SHORT PROBLEM =
For every line in the data below that contains "hour", copy the line.

Data entries for graphics =
━━━━━━━━━━━━━━━━

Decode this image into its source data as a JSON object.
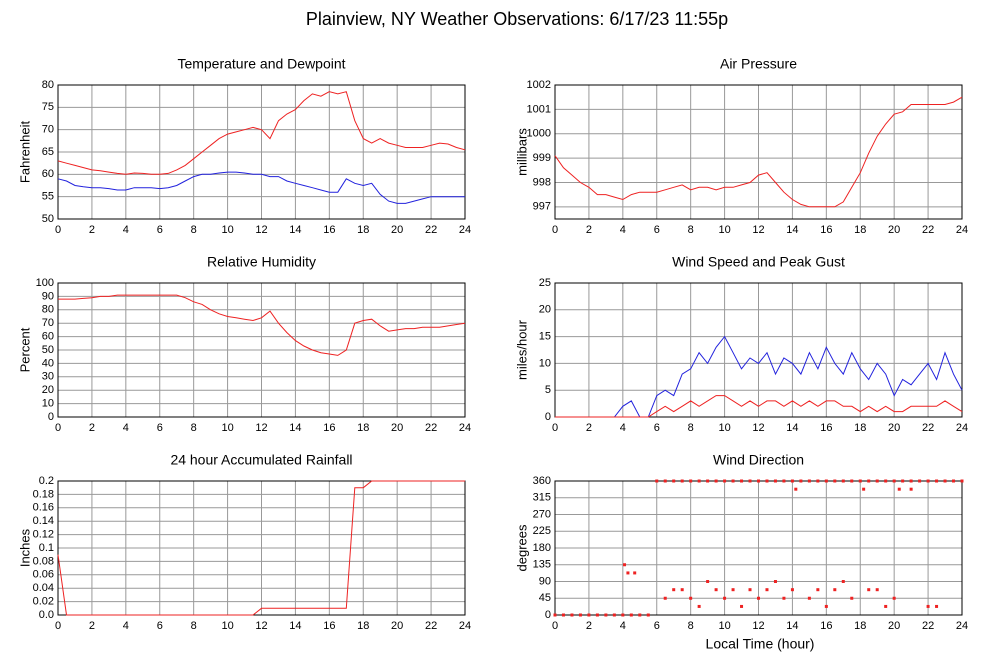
{
  "title": "Plainview, NY Weather Observations: 6/17/23 11:55p",
  "xlabel": "Local Time (hour)",
  "chart_data": [
    {
      "type": "line",
      "title": "Temperature and Dewpoint",
      "ylabel": "Fahrenheit",
      "x": [
        0,
        0.5,
        1,
        1.5,
        2,
        2.5,
        3,
        3.5,
        4,
        4.5,
        5,
        5.5,
        6,
        6.5,
        7,
        7.5,
        8,
        8.5,
        9,
        9.5,
        10,
        10.5,
        11,
        11.5,
        12,
        12.5,
        13,
        13.5,
        14,
        14.5,
        15,
        15.5,
        16,
        16.5,
        17,
        17.5,
        18,
        18.5,
        19,
        19.5,
        20,
        20.5,
        21,
        21.5,
        22,
        22.5,
        23,
        23.5,
        24
      ],
      "series": [
        {
          "color": "#ee2222",
          "values": [
            63,
            62.5,
            62,
            61.5,
            61,
            60.8,
            60.5,
            60.2,
            60,
            60.3,
            60.2,
            60,
            60,
            60.2,
            61,
            62,
            63.5,
            65,
            66.5,
            68,
            69,
            69.5,
            70,
            70.5,
            70,
            68,
            72,
            73.5,
            74.5,
            76.5,
            78,
            77.5,
            78.5,
            78,
            78.5,
            72,
            68,
            67,
            68,
            67,
            66.5,
            66,
            66,
            66,
            66.5,
            67,
            66.8,
            66,
            65.5
          ]
        },
        {
          "color": "#2222dd",
          "values": [
            59,
            58.5,
            57.5,
            57.2,
            57,
            57,
            56.8,
            56.5,
            56.5,
            57,
            57,
            57,
            56.8,
            57,
            57.5,
            58.5,
            59.5,
            60,
            60,
            60.3,
            60.5,
            60.5,
            60.3,
            60,
            60,
            59.5,
            59.5,
            58.5,
            58,
            57.5,
            57,
            56.5,
            56,
            56,
            59,
            58,
            57.5,
            58,
            55.5,
            54,
            53.5,
            53.5,
            54,
            54.5,
            55,
            55,
            55,
            55,
            55
          ]
        }
      ],
      "xlim": [
        0,
        24
      ],
      "xticks": [
        0,
        2,
        4,
        6,
        8,
        10,
        12,
        14,
        16,
        18,
        20,
        22,
        24
      ],
      "ylim": [
        50,
        80
      ],
      "yticks": [
        50,
        55,
        60,
        65,
        70,
        75,
        80
      ],
      "grid": true
    },
    {
      "type": "line",
      "title": "Air Pressure",
      "ylabel": "millibars",
      "x": [
        0,
        0.5,
        1,
        1.5,
        2,
        2.5,
        3,
        3.5,
        4,
        4.5,
        5,
        5.5,
        6,
        6.5,
        7,
        7.5,
        8,
        8.5,
        9,
        9.5,
        10,
        10.5,
        11,
        11.5,
        12,
        12.5,
        13,
        13.5,
        14,
        14.5,
        15,
        15.5,
        16,
        16.5,
        17,
        17.5,
        18,
        18.5,
        19,
        19.5,
        20,
        20.5,
        21,
        21.5,
        22,
        22.5,
        23,
        23.5,
        24
      ],
      "series": [
        {
          "color": "#ee2222",
          "values": [
            999.1,
            998.6,
            998.3,
            998,
            997.8,
            997.5,
            997.5,
            997.4,
            997.3,
            997.5,
            997.6,
            997.6,
            997.6,
            997.7,
            997.8,
            997.9,
            997.7,
            997.8,
            997.8,
            997.7,
            997.8,
            997.8,
            997.9,
            998,
            998.3,
            998.4,
            998,
            997.6,
            997.3,
            997.1,
            997,
            997,
            997,
            997,
            997.2,
            997.8,
            998.4,
            999.2,
            999.9,
            1000.4,
            1000.8,
            1000.9,
            1001.2,
            1001.2,
            1001.2,
            1001.2,
            1001.2,
            1001.3,
            1001.5
          ]
        }
      ],
      "xlim": [
        0,
        24
      ],
      "xticks": [
        0,
        2,
        4,
        6,
        8,
        10,
        12,
        14,
        16,
        18,
        20,
        22,
        24
      ],
      "ylim": [
        996.5,
        1002
      ],
      "yticks": [
        997,
        998,
        999,
        1000,
        1001,
        1002
      ],
      "grid": true
    },
    {
      "type": "line",
      "title": "Relative Humidity",
      "ylabel": "Percent",
      "x": [
        0,
        0.5,
        1,
        1.5,
        2,
        2.5,
        3,
        3.5,
        4,
        4.5,
        5,
        5.5,
        6,
        6.5,
        7,
        7.5,
        8,
        8.5,
        9,
        9.5,
        10,
        10.5,
        11,
        11.5,
        12,
        12.5,
        13,
        13.5,
        14,
        14.5,
        15,
        15.5,
        16,
        16.5,
        17,
        17.5,
        18,
        18.5,
        19,
        19.5,
        20,
        20.5,
        21,
        21.5,
        22,
        22.5,
        23,
        23.5,
        24
      ],
      "series": [
        {
          "color": "#ee2222",
          "values": [
            88,
            88,
            88,
            88.5,
            89,
            90,
            90,
            91,
            91,
            91,
            91,
            91,
            91,
            91,
            91,
            89,
            86,
            84,
            80,
            77,
            75,
            74,
            73,
            72,
            74,
            79,
            70,
            63,
            57,
            53,
            50,
            48,
            47,
            46,
            50,
            70,
            72,
            73,
            68,
            64,
            65,
            66,
            66,
            67,
            67,
            67,
            68,
            69,
            70
          ]
        }
      ],
      "xlim": [
        0,
        24
      ],
      "xticks": [
        0,
        2,
        4,
        6,
        8,
        10,
        12,
        14,
        16,
        18,
        20,
        22,
        24
      ],
      "ylim": [
        0,
        100
      ],
      "yticks": [
        0,
        10,
        20,
        30,
        40,
        50,
        60,
        70,
        80,
        90,
        100
      ],
      "grid": true
    },
    {
      "type": "line",
      "title": "Wind Speed and Peak Gust",
      "ylabel": "miles/hour",
      "x": [
        0,
        0.5,
        1,
        1.5,
        2,
        2.5,
        3,
        3.5,
        4,
        4.5,
        5,
        5.5,
        6,
        6.5,
        7,
        7.5,
        8,
        8.5,
        9,
        9.5,
        10,
        10.5,
        11,
        11.5,
        12,
        12.5,
        13,
        13.5,
        14,
        14.5,
        15,
        15.5,
        16,
        16.5,
        17,
        17.5,
        18,
        18.5,
        19,
        19.5,
        20,
        20.5,
        21,
        21.5,
        22,
        22.5,
        23,
        23.5,
        24
      ],
      "series": [
        {
          "color": "#2222dd",
          "values": [
            0,
            0,
            0,
            0,
            0,
            0,
            0,
            0,
            2,
            3,
            0,
            0,
            4,
            5,
            4,
            8,
            9,
            12,
            10,
            13,
            15,
            12,
            9,
            11,
            10,
            12,
            8,
            11,
            10,
            8,
            12,
            9,
            13,
            10,
            8,
            12,
            9,
            7,
            10,
            8,
            4,
            7,
            6,
            8,
            10,
            7,
            12,
            8,
            5
          ]
        },
        {
          "color": "#ee2222",
          "values": [
            0,
            0,
            0,
            0,
            0,
            0,
            0,
            0,
            0,
            0,
            0,
            0,
            1,
            2,
            1,
            2,
            3,
            2,
            3,
            4,
            4,
            3,
            2,
            3,
            2,
            3,
            3,
            2,
            3,
            2,
            3,
            2,
            3,
            3,
            2,
            2,
            1,
            2,
            1,
            2,
            1,
            1,
            2,
            2,
            2,
            2,
            3,
            2,
            1
          ]
        }
      ],
      "xlim": [
        0,
        24
      ],
      "xticks": [
        0,
        2,
        4,
        6,
        8,
        10,
        12,
        14,
        16,
        18,
        20,
        22,
        24
      ],
      "ylim": [
        0,
        25
      ],
      "yticks": [
        0,
        5,
        10,
        15,
        20,
        25
      ],
      "grid": true
    },
    {
      "type": "line",
      "title": "24 hour Accumulated Rainfall",
      "ylabel": "Inches",
      "x": [
        0,
        0.5,
        1,
        1.5,
        2,
        2.5,
        3,
        3.5,
        4,
        4.5,
        5,
        5.5,
        6,
        6.5,
        7,
        7.5,
        8,
        8.5,
        9,
        9.5,
        10,
        10.5,
        11,
        11.5,
        12,
        12.5,
        13,
        13.5,
        14,
        14.5,
        15,
        15.5,
        16,
        16.5,
        17,
        17.5,
        18,
        18.5,
        19,
        19.5,
        20,
        20.5,
        21,
        21.5,
        22,
        22.5,
        23,
        23.5,
        24
      ],
      "series": [
        {
          "color": "#ee2222",
          "values": [
            0.09,
            0,
            0,
            0,
            0,
            0,
            0,
            0,
            0,
            0,
            0,
            0,
            0,
            0,
            0,
            0,
            0,
            0,
            0,
            0,
            0,
            0,
            0,
            0,
            0.01,
            0.01,
            0.01,
            0.01,
            0.01,
            0.01,
            0.01,
            0.01,
            0.01,
            0.01,
            0.01,
            0.19,
            0.19,
            0.2,
            0.2,
            0.2,
            0.2,
            0.2,
            0.2,
            0.2,
            0.2,
            0.2,
            0.2,
            0.2,
            0.2
          ]
        }
      ],
      "xlim": [
        0,
        24
      ],
      "xticks": [
        0,
        2,
        4,
        6,
        8,
        10,
        12,
        14,
        16,
        18,
        20,
        22,
        24
      ],
      "ylim": [
        0,
        0.2
      ],
      "yticks": [
        {
          "value": 0,
          "label": "0.0"
        },
        0.02,
        0.04,
        0.06,
        0.08,
        0.1,
        0.12,
        0.14,
        0.16,
        0.18,
        0.2
      ],
      "grid": true
    },
    {
      "type": "scatter",
      "title": "Wind Direction",
      "ylabel": "degrees",
      "x": [
        0,
        0.5,
        1,
        1.5,
        2,
        2.5,
        3,
        3.5,
        4,
        4.5,
        5,
        5.5,
        4.1,
        4.3,
        4.7,
        6,
        6.5,
        7,
        7.5,
        8,
        8.5,
        9,
        9.5,
        10,
        10.5,
        11,
        11.5,
        12,
        12.5,
        13,
        13.5,
        14,
        14.5,
        15,
        15.5,
        16,
        16.5,
        17,
        17.5,
        18,
        18.5,
        19,
        19.5,
        20,
        20.5,
        21,
        21.5,
        22,
        22.5,
        23,
        23.5,
        24,
        6.5,
        7,
        7.5,
        8,
        8.5,
        9,
        9.5,
        10,
        10.5,
        11,
        11.5,
        12,
        12.5,
        13,
        13.5,
        14,
        14.2,
        15,
        15.5,
        16,
        16.5,
        17,
        17.5,
        18.2,
        18.5,
        19,
        19.5,
        20,
        20.3,
        21,
        22,
        22.5
      ],
      "series": [
        {
          "color": "#ee2222",
          "values": [
            0,
            0,
            0,
            0,
            0,
            0,
            0,
            0,
            0,
            0,
            0,
            0,
            135,
            113,
            113,
            360,
            360,
            360,
            360,
            360,
            360,
            360,
            360,
            360,
            360,
            360,
            360,
            360,
            360,
            360,
            360,
            360,
            360,
            360,
            360,
            360,
            360,
            360,
            360,
            360,
            360,
            360,
            360,
            360,
            360,
            360,
            360,
            360,
            360,
            360,
            360,
            360,
            45,
            68,
            68,
            45,
            23,
            90,
            68,
            45,
            68,
            23,
            68,
            45,
            68,
            90,
            45,
            68,
            338,
            45,
            68,
            23,
            68,
            90,
            45,
            338,
            68,
            68,
            23,
            45,
            338,
            338,
            23,
            23
          ]
        }
      ],
      "xlim": [
        0,
        24
      ],
      "xticks": [
        0,
        2,
        4,
        6,
        8,
        10,
        12,
        14,
        16,
        18,
        20,
        22,
        24
      ],
      "ylim": [
        0,
        360
      ],
      "yticks": [
        0,
        45,
        90,
        135,
        180,
        225,
        270,
        315,
        360
      ],
      "grid": true
    }
  ]
}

━━━━━━━━━━━━━━━━

WORKED ANSWER =
  "xlabel": "Local Time (hour)",
      "ylabel": "miles/hour",
      "title": "24 hour Accumulated Rainfall",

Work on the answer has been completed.